"""

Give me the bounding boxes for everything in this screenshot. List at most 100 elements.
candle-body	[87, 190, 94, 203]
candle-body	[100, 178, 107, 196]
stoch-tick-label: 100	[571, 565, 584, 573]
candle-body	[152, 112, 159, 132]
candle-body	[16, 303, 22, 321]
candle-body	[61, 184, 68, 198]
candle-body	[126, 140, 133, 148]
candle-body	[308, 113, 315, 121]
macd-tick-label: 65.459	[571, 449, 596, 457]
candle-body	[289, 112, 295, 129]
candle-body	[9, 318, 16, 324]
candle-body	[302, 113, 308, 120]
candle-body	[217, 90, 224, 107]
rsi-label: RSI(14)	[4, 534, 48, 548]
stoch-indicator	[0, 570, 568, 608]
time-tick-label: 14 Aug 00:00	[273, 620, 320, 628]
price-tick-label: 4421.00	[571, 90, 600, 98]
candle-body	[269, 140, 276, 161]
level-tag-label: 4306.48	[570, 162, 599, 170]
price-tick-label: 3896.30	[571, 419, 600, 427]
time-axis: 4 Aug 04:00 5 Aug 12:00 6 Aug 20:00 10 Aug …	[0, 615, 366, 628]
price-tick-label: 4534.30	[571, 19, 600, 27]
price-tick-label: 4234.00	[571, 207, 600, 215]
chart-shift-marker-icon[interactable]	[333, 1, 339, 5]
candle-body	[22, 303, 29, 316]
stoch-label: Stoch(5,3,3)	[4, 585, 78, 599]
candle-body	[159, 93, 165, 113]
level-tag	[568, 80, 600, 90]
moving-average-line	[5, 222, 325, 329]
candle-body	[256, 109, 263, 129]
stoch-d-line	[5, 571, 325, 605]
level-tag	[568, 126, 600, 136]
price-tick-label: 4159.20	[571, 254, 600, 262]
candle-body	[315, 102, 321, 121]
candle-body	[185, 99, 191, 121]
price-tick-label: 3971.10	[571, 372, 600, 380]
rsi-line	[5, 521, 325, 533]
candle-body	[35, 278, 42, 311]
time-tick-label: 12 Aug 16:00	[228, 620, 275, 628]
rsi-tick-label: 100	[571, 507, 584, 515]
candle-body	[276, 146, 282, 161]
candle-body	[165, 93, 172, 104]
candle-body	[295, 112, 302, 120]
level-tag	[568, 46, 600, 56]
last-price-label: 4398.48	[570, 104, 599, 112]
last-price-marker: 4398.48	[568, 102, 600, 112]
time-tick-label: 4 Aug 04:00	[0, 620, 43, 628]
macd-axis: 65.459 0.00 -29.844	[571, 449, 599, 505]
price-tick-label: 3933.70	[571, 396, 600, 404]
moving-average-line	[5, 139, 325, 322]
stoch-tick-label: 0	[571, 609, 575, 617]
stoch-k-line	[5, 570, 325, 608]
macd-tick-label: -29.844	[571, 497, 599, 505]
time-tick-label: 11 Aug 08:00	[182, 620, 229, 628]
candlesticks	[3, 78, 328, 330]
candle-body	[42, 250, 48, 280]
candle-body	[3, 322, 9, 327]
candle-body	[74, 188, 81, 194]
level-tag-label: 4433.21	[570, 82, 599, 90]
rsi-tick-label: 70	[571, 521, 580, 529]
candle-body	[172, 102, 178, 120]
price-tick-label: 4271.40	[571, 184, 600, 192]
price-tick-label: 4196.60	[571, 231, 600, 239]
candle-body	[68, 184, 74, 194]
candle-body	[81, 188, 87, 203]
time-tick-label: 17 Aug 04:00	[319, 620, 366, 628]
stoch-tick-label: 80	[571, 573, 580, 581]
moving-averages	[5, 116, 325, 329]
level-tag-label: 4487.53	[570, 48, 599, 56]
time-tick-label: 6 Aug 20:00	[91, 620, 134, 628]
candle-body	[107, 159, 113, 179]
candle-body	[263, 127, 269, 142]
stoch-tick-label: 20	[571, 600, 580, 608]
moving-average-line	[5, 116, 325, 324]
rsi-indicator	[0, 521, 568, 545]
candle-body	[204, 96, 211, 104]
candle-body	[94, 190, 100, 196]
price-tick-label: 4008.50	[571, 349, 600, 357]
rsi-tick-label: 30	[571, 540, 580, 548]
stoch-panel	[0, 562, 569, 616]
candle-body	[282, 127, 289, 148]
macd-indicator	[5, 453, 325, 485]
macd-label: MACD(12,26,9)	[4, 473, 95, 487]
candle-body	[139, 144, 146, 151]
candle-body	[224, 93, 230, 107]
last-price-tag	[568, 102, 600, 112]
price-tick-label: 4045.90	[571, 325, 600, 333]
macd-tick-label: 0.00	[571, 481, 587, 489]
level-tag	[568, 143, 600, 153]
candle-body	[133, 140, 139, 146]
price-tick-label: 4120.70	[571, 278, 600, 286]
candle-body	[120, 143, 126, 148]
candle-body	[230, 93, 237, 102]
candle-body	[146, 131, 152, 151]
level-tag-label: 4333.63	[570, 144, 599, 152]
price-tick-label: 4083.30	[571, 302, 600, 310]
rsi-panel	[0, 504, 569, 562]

"""

STATED EXERCISE:
Print the records from the start through the line that contains "112, 295, 129]", reproducing each line exactly, both ends included.

FULL OUTPUT:
Give me the bounding boxes for everything in this screenshot. List at most 100 elements.
candle-body	[87, 190, 94, 203]
candle-body	[100, 178, 107, 196]
stoch-tick-label: 100	[571, 565, 584, 573]
candle-body	[152, 112, 159, 132]
candle-body	[16, 303, 22, 321]
candle-body	[61, 184, 68, 198]
candle-body	[126, 140, 133, 148]
candle-body	[308, 113, 315, 121]
macd-tick-label: 65.459	[571, 449, 596, 457]
candle-body	[289, 112, 295, 129]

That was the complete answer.